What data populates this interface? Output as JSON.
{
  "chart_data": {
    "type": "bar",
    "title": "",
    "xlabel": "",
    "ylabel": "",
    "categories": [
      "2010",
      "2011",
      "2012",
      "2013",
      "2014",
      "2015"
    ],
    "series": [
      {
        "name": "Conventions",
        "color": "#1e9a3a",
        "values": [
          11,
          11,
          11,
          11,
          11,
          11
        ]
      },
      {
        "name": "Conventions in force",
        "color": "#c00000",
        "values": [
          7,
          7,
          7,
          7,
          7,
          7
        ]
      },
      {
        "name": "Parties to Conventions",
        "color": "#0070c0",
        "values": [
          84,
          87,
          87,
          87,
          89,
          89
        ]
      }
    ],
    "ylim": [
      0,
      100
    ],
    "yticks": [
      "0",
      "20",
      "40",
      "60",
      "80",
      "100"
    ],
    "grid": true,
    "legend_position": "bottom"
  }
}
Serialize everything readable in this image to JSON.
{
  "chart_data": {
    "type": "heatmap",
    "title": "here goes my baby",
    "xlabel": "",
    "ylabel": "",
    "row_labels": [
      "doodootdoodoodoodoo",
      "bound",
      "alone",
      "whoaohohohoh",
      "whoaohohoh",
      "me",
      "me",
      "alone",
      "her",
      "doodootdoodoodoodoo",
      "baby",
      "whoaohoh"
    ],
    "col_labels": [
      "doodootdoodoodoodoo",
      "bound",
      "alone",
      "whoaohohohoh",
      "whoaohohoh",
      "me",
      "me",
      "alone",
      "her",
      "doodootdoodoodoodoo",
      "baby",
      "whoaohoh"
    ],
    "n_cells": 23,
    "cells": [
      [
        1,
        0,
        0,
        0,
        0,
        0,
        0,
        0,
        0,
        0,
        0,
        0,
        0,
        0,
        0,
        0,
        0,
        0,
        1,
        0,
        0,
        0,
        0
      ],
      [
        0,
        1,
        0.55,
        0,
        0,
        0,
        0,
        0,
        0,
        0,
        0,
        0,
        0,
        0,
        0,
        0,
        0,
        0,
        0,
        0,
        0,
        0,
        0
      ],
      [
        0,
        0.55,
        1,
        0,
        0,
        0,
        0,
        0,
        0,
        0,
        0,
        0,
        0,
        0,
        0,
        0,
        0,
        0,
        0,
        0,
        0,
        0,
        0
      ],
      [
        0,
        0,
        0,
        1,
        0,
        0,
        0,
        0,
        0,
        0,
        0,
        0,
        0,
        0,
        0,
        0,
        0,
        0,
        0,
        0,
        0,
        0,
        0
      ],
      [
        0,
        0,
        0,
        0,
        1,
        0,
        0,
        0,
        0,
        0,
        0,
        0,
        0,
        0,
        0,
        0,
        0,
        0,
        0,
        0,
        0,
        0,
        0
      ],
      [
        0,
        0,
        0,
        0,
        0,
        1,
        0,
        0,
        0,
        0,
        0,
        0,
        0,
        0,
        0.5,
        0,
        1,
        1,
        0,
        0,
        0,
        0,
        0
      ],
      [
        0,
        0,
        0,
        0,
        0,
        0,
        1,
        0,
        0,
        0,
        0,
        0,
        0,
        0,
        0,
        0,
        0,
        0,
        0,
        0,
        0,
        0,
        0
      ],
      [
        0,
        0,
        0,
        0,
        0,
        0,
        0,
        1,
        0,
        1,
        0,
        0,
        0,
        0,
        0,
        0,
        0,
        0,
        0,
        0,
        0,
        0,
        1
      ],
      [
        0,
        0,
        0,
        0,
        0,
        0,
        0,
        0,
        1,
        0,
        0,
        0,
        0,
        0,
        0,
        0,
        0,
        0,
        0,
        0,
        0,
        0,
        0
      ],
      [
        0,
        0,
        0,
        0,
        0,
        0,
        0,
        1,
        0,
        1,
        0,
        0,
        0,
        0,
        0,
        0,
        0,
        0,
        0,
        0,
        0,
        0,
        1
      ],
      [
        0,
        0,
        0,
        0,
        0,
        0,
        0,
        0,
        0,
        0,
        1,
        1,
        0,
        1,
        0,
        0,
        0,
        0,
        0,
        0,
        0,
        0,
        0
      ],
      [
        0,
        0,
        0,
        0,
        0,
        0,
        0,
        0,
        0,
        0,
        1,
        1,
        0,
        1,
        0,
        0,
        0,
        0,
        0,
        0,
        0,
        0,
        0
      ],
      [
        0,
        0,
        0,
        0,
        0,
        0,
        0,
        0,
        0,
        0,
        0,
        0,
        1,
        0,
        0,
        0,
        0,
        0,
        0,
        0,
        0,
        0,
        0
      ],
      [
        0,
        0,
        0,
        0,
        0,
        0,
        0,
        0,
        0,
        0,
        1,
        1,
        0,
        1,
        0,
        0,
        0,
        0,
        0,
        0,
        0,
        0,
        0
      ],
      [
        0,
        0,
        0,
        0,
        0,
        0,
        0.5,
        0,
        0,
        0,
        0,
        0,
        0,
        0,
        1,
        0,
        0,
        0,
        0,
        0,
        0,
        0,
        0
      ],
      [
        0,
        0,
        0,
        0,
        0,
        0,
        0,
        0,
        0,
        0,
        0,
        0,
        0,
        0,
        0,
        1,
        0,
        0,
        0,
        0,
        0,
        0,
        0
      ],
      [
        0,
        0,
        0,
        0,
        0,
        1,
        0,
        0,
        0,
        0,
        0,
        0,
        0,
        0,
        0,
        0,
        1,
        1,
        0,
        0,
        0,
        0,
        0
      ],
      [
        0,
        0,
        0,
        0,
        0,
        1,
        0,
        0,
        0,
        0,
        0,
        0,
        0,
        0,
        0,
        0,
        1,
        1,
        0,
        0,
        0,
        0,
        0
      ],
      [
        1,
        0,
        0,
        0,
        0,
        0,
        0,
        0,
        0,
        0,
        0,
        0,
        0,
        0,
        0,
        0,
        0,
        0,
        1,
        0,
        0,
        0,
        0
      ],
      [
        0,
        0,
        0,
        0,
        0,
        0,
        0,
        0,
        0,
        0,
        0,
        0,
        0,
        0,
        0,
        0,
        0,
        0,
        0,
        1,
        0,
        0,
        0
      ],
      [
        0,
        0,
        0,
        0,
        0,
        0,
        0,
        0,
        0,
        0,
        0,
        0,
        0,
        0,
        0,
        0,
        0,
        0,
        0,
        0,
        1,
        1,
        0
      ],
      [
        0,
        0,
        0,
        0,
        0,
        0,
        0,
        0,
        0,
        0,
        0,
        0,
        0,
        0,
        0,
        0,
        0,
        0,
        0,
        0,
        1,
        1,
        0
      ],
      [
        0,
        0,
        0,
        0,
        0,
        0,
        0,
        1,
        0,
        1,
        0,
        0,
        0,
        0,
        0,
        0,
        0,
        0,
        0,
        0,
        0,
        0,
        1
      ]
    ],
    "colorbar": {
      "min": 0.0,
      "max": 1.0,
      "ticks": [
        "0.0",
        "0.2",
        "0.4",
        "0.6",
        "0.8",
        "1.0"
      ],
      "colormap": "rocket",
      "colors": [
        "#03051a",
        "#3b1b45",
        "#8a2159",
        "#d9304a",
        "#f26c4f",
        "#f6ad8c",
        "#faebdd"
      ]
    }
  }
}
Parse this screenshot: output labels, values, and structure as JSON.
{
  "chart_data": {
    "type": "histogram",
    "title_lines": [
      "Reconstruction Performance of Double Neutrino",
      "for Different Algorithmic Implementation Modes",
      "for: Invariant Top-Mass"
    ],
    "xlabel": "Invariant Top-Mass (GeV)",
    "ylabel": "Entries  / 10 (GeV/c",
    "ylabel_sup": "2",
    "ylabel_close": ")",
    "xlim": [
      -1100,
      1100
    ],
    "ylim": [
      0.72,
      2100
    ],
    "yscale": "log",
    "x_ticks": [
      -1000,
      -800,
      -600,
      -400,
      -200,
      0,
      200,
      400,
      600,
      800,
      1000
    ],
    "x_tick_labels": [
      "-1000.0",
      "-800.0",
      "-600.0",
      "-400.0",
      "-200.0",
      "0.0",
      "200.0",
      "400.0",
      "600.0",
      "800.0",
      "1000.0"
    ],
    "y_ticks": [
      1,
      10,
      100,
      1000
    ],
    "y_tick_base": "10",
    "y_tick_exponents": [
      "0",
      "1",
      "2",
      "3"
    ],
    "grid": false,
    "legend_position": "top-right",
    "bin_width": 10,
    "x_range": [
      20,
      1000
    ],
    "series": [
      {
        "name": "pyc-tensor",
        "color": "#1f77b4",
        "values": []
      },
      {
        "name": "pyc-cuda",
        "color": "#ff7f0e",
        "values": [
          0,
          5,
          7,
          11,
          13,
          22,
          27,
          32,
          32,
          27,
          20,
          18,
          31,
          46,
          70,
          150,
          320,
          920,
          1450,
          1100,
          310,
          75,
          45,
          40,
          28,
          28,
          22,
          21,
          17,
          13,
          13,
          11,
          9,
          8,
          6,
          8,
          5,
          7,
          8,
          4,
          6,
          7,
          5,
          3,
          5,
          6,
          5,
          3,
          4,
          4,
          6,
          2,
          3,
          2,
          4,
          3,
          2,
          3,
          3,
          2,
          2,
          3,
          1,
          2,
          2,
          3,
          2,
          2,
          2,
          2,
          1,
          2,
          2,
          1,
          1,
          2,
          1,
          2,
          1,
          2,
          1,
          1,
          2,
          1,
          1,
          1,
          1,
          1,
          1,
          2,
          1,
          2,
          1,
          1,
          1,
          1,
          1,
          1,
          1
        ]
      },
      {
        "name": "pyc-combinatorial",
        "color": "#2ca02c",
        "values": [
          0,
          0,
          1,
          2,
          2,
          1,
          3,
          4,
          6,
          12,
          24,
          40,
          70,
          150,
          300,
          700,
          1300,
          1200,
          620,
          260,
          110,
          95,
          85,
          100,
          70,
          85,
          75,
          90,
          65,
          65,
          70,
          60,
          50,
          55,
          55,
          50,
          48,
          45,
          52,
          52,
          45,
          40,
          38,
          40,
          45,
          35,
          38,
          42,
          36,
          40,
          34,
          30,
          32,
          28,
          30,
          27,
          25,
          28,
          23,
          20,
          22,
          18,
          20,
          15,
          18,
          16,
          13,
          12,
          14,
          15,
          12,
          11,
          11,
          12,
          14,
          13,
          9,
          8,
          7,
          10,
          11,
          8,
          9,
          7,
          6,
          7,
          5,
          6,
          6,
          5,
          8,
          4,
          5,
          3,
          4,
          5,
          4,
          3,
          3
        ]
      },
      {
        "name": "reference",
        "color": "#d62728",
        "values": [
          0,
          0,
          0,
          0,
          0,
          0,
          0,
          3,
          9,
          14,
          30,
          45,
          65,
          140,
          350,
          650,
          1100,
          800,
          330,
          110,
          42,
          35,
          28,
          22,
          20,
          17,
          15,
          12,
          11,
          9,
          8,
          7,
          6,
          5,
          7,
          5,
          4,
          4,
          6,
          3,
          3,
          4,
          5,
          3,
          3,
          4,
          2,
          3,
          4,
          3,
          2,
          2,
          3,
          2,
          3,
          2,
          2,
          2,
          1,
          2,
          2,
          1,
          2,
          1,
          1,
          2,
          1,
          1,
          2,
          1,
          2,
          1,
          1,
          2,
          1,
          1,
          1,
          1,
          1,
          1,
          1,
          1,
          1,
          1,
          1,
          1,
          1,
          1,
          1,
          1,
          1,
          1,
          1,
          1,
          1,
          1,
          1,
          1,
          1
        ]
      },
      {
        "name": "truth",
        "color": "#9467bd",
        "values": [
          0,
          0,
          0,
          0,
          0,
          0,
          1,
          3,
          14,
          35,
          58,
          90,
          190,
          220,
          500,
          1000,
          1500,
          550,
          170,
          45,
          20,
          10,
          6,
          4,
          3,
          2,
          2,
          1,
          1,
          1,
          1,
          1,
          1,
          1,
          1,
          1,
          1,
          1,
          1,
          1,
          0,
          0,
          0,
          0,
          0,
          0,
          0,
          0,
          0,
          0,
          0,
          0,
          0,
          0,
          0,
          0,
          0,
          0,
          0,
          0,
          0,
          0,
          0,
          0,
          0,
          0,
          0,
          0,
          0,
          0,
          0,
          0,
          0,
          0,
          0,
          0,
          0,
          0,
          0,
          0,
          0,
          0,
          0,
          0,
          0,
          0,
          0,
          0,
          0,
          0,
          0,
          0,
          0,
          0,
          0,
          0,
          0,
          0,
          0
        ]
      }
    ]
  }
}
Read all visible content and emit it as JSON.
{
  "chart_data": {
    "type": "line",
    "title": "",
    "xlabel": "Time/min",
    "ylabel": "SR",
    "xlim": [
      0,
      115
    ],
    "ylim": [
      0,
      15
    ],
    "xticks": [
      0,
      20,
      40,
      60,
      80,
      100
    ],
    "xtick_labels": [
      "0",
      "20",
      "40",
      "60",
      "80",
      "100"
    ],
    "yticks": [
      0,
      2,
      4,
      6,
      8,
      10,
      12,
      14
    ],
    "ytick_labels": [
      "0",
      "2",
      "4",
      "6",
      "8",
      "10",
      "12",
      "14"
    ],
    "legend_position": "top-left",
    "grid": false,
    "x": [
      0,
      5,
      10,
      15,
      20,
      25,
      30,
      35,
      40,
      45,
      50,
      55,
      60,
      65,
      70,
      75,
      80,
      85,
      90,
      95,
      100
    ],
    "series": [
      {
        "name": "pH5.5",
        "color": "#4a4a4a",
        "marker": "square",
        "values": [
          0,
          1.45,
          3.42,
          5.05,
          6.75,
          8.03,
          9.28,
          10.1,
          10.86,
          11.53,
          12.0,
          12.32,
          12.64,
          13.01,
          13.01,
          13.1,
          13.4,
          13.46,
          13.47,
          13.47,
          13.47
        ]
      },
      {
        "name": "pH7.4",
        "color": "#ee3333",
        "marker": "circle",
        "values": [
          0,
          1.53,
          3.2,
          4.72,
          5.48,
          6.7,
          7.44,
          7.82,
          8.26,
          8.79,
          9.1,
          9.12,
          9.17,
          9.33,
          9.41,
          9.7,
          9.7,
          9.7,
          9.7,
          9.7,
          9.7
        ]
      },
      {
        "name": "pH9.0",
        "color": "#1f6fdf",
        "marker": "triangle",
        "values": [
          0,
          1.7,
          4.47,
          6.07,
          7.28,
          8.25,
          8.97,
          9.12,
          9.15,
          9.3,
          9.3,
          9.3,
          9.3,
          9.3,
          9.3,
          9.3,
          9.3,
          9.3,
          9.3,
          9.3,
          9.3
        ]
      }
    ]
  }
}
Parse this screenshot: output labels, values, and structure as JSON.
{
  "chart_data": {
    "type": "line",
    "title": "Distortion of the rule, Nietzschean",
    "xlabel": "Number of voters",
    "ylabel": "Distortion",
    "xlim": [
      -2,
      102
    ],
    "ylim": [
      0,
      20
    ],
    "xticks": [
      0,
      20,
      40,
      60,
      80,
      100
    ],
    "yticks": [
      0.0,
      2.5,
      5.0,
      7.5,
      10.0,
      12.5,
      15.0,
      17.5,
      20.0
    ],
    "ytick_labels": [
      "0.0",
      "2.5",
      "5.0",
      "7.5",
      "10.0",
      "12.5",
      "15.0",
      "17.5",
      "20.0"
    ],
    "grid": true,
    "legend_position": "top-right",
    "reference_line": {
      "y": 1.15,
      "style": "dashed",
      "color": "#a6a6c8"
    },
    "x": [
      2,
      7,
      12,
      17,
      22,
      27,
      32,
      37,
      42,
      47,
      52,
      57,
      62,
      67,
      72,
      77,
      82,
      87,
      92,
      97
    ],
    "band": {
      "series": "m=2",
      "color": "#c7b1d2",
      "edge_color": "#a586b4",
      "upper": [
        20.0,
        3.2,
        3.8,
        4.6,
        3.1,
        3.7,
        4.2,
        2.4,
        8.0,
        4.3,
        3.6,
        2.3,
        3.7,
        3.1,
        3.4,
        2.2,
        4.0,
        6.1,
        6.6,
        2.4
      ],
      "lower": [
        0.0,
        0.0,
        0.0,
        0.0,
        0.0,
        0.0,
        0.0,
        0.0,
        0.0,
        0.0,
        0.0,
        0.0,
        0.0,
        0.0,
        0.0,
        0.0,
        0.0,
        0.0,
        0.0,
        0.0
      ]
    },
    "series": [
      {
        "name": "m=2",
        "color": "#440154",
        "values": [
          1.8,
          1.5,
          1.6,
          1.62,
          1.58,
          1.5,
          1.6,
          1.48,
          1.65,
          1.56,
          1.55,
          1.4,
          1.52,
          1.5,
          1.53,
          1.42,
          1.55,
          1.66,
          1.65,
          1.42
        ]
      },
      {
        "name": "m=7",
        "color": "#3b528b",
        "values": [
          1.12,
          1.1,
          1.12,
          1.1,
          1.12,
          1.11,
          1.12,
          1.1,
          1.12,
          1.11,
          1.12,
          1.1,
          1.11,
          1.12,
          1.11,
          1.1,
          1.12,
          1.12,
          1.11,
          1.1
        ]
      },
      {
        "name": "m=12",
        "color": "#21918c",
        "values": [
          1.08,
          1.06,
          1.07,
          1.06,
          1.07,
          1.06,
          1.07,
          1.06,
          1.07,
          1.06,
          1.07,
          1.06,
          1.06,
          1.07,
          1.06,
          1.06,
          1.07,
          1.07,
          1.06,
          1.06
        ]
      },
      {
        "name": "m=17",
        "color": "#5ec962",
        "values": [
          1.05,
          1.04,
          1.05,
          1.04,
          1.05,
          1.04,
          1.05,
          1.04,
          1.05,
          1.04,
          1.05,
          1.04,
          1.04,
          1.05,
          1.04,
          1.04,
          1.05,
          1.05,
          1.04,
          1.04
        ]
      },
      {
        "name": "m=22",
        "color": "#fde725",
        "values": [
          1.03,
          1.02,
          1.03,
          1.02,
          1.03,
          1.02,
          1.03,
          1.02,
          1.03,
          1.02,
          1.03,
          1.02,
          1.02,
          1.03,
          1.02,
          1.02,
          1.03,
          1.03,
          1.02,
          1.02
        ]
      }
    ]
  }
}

* [Problem description] Show every line above in which the word "xlabel" occurs.

* [Task solution]
    "xlabel": "",
    "xlabel": "",
    "xlabel": "Invariant Top-Mass (GeV)",
    "xlabel": "Time/min",
    "xlabel": "Number of voters",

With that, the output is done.